Compile every line that includes the word "relative".

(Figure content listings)
^^^^^^^^

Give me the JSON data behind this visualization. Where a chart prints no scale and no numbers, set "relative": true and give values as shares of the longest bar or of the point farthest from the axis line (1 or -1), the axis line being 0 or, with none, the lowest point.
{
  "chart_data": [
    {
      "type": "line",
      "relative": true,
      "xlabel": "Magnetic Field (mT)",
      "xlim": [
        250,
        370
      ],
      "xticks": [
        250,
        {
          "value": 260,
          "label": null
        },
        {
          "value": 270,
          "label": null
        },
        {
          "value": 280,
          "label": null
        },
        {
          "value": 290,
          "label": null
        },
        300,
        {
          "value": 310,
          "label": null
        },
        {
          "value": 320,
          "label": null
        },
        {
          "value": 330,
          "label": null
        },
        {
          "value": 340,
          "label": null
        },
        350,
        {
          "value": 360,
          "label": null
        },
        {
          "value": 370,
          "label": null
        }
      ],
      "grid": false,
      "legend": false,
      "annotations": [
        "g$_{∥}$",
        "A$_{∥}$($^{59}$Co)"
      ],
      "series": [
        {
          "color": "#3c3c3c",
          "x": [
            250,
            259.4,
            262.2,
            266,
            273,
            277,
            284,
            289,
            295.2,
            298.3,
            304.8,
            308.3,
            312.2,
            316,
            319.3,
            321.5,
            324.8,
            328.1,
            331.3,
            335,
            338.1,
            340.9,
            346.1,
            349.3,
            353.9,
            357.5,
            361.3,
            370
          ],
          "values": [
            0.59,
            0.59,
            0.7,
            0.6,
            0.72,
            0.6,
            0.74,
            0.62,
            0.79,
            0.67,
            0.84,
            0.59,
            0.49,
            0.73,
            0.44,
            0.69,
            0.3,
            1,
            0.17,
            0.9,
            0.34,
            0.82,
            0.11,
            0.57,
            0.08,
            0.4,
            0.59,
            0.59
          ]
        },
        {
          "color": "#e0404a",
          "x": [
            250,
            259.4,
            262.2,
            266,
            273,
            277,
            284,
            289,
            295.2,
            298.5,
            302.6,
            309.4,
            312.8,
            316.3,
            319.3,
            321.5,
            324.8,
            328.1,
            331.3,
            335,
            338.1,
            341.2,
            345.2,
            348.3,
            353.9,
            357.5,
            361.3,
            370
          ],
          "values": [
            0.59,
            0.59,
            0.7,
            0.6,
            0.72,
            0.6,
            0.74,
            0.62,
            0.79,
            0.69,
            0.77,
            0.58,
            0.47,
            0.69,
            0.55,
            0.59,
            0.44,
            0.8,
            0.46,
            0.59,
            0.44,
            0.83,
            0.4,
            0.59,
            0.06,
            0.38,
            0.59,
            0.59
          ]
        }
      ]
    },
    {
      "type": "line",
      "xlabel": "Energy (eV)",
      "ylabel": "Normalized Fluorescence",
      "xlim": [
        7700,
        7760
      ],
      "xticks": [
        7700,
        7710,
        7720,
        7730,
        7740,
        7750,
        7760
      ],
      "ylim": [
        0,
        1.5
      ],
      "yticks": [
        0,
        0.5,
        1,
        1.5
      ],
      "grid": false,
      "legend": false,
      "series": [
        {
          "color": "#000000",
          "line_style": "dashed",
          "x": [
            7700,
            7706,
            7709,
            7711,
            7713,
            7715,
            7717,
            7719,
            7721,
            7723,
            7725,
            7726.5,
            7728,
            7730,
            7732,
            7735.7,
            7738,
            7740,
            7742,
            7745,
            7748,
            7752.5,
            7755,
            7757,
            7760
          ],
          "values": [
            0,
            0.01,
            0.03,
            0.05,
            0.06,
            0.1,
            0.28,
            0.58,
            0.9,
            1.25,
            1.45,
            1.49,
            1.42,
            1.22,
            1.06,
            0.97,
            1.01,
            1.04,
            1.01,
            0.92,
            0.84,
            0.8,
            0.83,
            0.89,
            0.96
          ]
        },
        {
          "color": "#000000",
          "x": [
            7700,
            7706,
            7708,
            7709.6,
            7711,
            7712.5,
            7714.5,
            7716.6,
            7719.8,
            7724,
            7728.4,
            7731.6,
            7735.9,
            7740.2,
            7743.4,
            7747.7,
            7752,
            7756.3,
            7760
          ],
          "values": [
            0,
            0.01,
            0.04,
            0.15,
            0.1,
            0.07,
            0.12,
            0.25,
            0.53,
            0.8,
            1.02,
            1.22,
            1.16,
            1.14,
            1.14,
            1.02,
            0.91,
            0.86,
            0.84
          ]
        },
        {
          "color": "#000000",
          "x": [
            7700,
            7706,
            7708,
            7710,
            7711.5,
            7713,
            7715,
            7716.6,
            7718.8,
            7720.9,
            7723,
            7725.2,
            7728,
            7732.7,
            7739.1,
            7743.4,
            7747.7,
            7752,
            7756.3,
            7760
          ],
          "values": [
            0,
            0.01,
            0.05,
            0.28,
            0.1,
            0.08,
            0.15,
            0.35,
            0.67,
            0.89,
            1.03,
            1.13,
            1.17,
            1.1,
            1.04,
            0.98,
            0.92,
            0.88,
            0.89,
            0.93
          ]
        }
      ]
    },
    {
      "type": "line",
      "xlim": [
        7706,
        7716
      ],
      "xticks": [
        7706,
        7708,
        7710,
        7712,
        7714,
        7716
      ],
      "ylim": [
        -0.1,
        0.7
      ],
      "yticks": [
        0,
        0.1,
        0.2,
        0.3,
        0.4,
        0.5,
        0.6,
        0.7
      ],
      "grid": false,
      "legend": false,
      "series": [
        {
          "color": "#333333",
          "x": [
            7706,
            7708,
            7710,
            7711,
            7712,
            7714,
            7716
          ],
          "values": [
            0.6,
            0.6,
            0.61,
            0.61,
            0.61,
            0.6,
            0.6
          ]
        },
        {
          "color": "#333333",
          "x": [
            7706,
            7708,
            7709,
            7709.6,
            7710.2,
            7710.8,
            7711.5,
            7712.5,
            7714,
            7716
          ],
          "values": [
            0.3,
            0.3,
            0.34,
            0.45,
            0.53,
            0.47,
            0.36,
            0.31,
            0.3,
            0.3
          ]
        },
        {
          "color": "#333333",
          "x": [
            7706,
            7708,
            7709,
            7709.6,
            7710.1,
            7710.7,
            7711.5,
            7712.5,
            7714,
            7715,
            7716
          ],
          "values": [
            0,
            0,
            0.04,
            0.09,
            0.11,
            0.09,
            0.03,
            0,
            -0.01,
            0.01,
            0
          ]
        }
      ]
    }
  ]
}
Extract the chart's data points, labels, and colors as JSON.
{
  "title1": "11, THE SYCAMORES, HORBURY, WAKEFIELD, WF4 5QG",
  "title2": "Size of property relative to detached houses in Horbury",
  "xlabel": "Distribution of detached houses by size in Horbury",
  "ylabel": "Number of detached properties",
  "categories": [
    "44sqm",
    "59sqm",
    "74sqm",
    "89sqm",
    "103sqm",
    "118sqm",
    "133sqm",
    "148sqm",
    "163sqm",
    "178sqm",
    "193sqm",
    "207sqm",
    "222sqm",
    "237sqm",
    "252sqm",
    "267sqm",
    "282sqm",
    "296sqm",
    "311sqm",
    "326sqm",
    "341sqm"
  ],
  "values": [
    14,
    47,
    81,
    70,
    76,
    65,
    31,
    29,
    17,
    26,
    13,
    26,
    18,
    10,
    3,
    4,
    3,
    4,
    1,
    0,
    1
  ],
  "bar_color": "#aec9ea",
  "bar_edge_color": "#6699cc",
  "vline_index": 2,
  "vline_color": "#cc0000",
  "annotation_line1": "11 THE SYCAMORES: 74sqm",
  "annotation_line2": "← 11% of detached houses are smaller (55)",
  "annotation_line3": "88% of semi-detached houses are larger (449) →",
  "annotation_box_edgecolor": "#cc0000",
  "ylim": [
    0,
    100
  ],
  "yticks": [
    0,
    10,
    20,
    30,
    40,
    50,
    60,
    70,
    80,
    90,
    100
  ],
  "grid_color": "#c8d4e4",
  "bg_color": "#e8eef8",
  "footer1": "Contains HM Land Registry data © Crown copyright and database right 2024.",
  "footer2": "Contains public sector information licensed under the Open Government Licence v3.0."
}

^^^^^^^^

→ **The reply**
Give me the JSON data behind this visualization. Where a chart prints no scale and no numbers, set "relative": true and give values as shares of the longest bar or of the point farthest from the axis line (1 or -1), the axis line being 0 or, with none, the lowest point.
      "relative": true,
  "title2": "Size of property relative to detached houses in Horbury",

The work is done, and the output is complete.